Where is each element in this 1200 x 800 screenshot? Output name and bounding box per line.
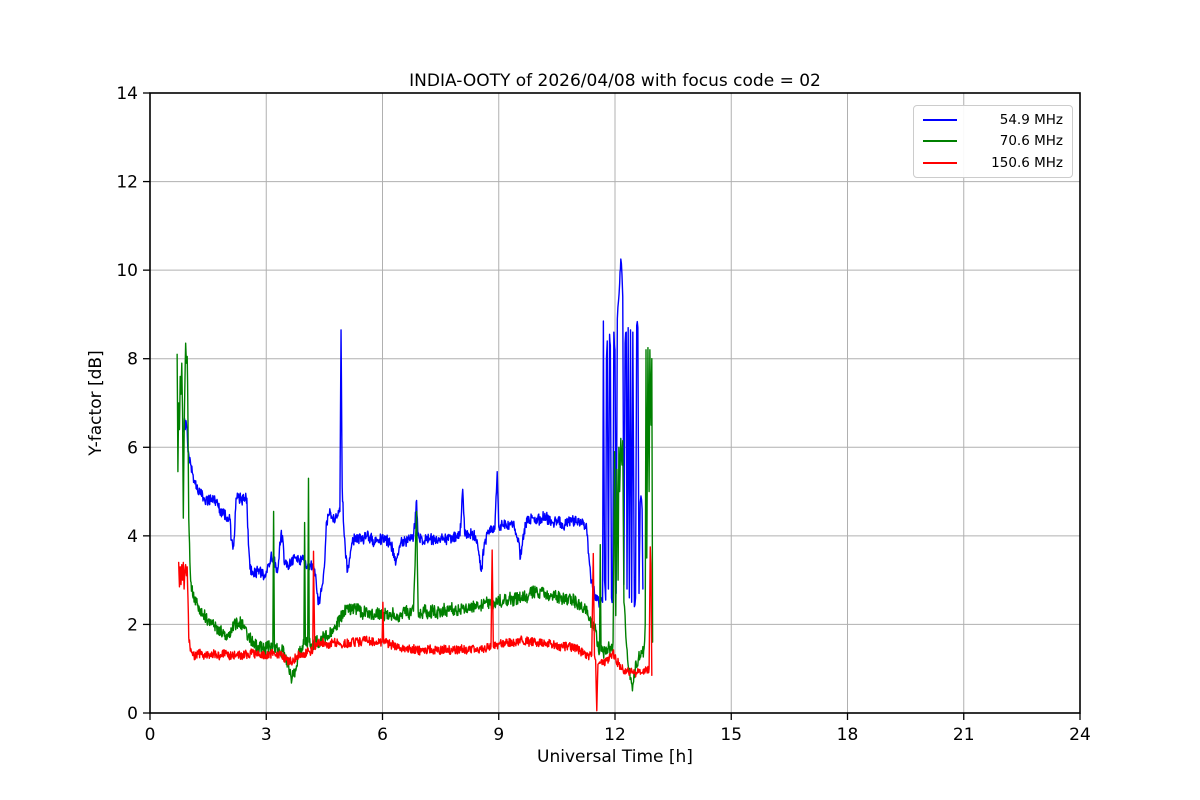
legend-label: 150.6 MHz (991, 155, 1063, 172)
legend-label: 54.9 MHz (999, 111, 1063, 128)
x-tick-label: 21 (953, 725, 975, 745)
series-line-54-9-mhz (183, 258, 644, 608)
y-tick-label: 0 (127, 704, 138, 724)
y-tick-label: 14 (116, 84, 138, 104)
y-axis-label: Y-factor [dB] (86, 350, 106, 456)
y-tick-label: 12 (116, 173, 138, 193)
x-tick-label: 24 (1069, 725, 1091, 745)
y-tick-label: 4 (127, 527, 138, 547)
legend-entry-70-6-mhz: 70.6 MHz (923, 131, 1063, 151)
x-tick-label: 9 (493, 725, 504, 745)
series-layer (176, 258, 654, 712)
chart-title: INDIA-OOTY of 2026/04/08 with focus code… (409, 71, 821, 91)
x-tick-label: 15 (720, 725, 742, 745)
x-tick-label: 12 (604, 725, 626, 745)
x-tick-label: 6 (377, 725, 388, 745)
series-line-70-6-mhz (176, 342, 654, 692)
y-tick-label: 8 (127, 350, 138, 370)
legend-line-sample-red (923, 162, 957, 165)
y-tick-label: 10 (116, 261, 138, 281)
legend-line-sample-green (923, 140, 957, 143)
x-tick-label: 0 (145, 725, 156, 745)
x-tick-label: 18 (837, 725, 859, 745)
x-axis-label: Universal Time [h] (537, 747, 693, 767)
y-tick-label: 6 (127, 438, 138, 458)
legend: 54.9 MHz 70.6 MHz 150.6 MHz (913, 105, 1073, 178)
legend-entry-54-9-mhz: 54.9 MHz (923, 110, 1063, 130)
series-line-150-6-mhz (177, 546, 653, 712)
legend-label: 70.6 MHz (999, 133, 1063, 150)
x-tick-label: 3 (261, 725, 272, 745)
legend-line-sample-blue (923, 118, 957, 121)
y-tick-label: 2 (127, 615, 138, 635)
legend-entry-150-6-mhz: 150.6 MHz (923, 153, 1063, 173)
***
Stated exercise:
Collect every row above that contains the string "line". Case counts.

The output:
Where is each element in this 1200 x 800 screenshot? Output name and bounding box per line.
series-line-54-9-mhz (183, 258, 644, 608)
series-line-70-6-mhz (176, 342, 654, 692)
legend-line-sample-red (923, 162, 957, 165)
legend-line-sample-green (923, 140, 957, 143)
series-line-150-6-mhz (177, 546, 653, 712)
legend-line-sample-blue (923, 118, 957, 121)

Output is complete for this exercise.